-- Begin DATA FOR THE TASK --

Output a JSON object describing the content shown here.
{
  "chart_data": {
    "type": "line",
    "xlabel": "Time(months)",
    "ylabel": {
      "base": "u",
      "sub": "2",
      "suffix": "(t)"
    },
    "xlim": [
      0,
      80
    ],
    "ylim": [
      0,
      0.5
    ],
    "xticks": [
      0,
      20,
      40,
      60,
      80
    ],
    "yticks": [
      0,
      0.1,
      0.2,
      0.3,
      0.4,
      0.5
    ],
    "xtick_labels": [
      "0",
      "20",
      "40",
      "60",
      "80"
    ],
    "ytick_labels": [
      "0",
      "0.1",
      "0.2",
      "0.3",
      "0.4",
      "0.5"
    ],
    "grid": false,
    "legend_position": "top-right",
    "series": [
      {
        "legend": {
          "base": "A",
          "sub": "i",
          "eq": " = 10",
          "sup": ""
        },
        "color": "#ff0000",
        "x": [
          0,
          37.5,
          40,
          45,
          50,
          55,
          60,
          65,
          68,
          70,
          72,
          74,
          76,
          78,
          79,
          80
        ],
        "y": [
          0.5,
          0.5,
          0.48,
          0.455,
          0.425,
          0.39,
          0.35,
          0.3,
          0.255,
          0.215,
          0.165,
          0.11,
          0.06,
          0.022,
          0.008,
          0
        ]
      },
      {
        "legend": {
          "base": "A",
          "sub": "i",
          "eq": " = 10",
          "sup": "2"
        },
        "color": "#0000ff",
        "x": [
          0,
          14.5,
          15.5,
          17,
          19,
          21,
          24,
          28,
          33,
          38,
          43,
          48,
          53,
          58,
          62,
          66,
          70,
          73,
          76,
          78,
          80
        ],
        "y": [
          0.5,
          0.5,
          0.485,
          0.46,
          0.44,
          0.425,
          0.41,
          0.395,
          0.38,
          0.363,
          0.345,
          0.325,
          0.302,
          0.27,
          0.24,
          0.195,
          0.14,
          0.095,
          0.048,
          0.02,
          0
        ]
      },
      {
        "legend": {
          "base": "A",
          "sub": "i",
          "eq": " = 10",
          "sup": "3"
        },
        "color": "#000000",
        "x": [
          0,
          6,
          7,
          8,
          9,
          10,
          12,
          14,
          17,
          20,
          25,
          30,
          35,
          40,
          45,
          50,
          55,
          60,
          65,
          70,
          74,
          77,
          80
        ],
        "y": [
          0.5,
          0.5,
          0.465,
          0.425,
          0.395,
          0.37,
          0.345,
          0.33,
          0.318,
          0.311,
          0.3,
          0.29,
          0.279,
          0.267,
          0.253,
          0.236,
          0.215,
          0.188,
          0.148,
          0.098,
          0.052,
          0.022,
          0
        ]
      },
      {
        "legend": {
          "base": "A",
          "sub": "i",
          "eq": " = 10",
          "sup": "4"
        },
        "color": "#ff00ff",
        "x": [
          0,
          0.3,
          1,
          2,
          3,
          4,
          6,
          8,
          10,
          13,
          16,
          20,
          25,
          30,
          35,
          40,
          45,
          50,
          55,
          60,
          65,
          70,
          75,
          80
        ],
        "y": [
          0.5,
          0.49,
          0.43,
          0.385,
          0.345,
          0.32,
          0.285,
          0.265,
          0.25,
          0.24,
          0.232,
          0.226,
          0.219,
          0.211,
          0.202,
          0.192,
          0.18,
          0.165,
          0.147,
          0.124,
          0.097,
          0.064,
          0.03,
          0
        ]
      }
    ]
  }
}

-- End DATA FOR THE TASK --

**TASK REQUIREMENTS:** Restate every entry word for word.

**THE RESPONSE:**
Output a JSON object describing the content shown here.
{
  "chart_data": {
    "type": "line",
    "xlabel": "Time(months)",
    "ylabel": {
      "base": "u",
      "sub": "2",
      "suffix": "(t)"
    },
    "xlim": [
      0,
      80
    ],
    "ylim": [
      0,
      0.5
    ],
    "xticks": [
      0,
      20,
      40,
      60,
      80
    ],
    "yticks": [
      0,
      0.1,
      0.2,
      0.3,
      0.4,
      0.5
    ],
    "xtick_labels": [
      "0",
      "20",
      "40",
      "60",
      "80"
    ],
    "ytick_labels": [
      "0",
      "0.1",
      "0.2",
      "0.3",
      "0.4",
      "0.5"
    ],
    "grid": false,
    "legend_position": "top-right",
    "series": [
      {
        "legend": {
          "base": "A",
          "sub": "i",
          "eq": " = 10",
          "sup": ""
        },
        "color": "#ff0000",
        "x": [
          0,
          37.5,
          40,
          45,
          50,
          55,
          60,
          65,
          68,
          70,
          72,
          74,
          76,
          78,
          79,
          80
        ],
        "y": [
          0.5,
          0.5,
          0.48,
          0.455,
          0.425,
          0.39,
          0.35,
          0.3,
          0.255,
          0.215,
          0.165,
          0.11,
          0.06,
          0.022,
          0.008,
          0
        ]
      },
      {
        "legend": {
          "base": "A",
          "sub": "i",
          "eq": " = 10",
          "sup": "2"
        },
        "color": "#0000ff",
        "x": [
          0,
          14.5,
          15.5,
          17,
          19,
          21,
          24,
          28,
          33,
          38,
          43,
          48,
          53,
          58,
          62,
          66,
          70,
          73,
          76,
          78,
          80
        ],
        "y": [
          0.5,
          0.5,
          0.485,
          0.46,
          0.44,
          0.425,
          0.41,
          0.395,
          0.38,
          0.363,
          0.345,
          0.325,
          0.302,
          0.27,
          0.24,
          0.195,
          0.14,
          0.095,
          0.048,
          0.02,
          0
        ]
      },
      {
        "legend": {
          "base": "A",
          "sub": "i",
          "eq": " = 10",
          "sup": "3"
        },
        "color": "#000000",
        "x": [
          0,
          6,
          7,
          8,
          9,
          10,
          12,
          14,
          17,
          20,
          25,
          30,
          35,
          40,
          45,
          50,
          55,
          60,
          65,
          70,
          74,
          77,
          80
        ],
        "y": [
          0.5,
          0.5,
          0.465,
          0.425,
          0.395,
          0.37,
          0.345,
          0.33,
          0.318,
          0.311,
          0.3,
          0.29,
          0.279,
          0.267,
          0.253,
          0.236,
          0.215,
          0.188,
          0.148,
          0.098,
          0.052,
          0.022,
          0
        ]
      },
      {
        "legend": {
          "base": "A",
          "sub": "i",
          "eq": " = 10",
          "sup": "4"
        },
        "color": "#ff00ff",
        "x": [
          0,
          0.3,
          1,
          2,
          3,
          4,
          6,
          8,
          10,
          13,
          16,
          20,
          25,
          30,
          35,
          40,
          45,
          50,
          55,
          60,
          65,
          70,
          75,
          80
        ],
        "y": [
          0.5,
          0.49,
          0.43,
          0.385,
          0.345,
          0.32,
          0.285,
          0.265,
          0.25,
          0.24,
          0.232,
          0.226,
          0.219,
          0.211,
          0.202,
          0.192,
          0.18,
          0.165,
          0.147,
          0.124,
          0.097,
          0.064,
          0.03,
          0
        ]
      }
    ]
  }
}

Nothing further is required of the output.